● **Task description**
Each entry must appear again exactly as it does in the source.

################

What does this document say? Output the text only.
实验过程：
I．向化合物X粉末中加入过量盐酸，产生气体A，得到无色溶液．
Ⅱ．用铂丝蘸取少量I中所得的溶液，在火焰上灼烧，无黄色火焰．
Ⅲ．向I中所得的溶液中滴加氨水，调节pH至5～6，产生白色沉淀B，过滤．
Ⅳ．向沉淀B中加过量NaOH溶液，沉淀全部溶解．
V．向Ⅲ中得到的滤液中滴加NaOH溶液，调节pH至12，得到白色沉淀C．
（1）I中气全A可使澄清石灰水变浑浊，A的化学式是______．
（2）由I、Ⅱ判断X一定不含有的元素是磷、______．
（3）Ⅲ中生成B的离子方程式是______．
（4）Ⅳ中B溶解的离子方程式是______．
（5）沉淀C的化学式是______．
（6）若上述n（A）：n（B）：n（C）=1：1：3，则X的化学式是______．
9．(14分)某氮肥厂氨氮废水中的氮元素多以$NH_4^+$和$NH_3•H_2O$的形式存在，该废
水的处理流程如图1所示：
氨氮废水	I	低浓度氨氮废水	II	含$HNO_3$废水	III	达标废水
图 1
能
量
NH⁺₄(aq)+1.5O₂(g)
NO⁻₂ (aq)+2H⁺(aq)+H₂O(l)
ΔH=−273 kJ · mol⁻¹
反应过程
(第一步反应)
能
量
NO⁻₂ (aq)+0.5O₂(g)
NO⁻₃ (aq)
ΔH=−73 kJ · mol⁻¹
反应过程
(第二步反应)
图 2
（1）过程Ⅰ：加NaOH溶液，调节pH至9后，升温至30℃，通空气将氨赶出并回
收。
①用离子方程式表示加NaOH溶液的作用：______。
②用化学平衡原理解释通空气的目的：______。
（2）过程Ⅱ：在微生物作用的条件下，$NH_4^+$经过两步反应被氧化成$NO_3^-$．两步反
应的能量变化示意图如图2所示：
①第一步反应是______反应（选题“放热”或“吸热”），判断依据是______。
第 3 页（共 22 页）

################

● **Result of this task**
What does this document say? Output the text only.
实验过程：
I．向化合物X粉末中加入过量盐酸，产生气体A，得到无色溶液．
Ⅱ．用铂丝蘸取少量I中所得的溶液，在火焰上灼烧，无黄色火焰．
Ⅲ．向I中所得的溶液中滴加氨水，调节pH至5～6，产生白色沉淀B，过滤．
Ⅳ．向沉淀B中加过量NaOH溶液，沉淀全部溶解．
V．向Ⅲ中得到的滤液中滴加NaOH溶液，调节pH至12，得到白色沉淀C．
（1）I中气全A可使澄清石灰水变浑浊，A的化学式是______．
（2）由I、Ⅱ判断X一定不含有的元素是磷、______．
（3）Ⅲ中生成B的离子方程式是______．
（4）Ⅳ中B溶解的离子方程式是______．
（5）沉淀C的化学式是______．
（6）若上述n（A）：n（B）：n（C）=1：1：3，则X的化学式是______．
9．(14分)某氮肥厂氨氮废水中的氮元素多以$NH_4^+$和$NH_3•H_2O$的形式存在，该废
水的处理流程如图1所示：
氨氮废水	I	低浓度氨氮废水	II	含$HNO_3$废水	III	达标废水
图 1
能
量
NH⁺₄(aq)+1.5O₂(g)
NO⁻₂ (aq)+2H⁺(aq)+H₂O(l)
ΔH=−273 kJ · mol⁻¹
反应过程
(第一步反应)
能
量
NO⁻₂ (aq)+0.5O₂(g)
NO⁻₃ (aq)
ΔH=−73 kJ · mol⁻¹
反应过程
(第二步反应)
图 2
（1）过程Ⅰ：加NaOH溶液，调节pH至9后，升温至30℃，通空气将氨赶出并回
收。
①用离子方程式表示加NaOH溶液的作用：______。
②用化学平衡原理解释通空气的目的：______。
（2）过程Ⅱ：在微生物作用的条件下，$NH_4^+$经过两步反应被氧化成$NO_3^-$．两步反
应的能量变化示意图如图2所示：
①第一步反应是______反应（选题“放热”或“吸热”），判断依据是______。
第 3 页（共 22 页）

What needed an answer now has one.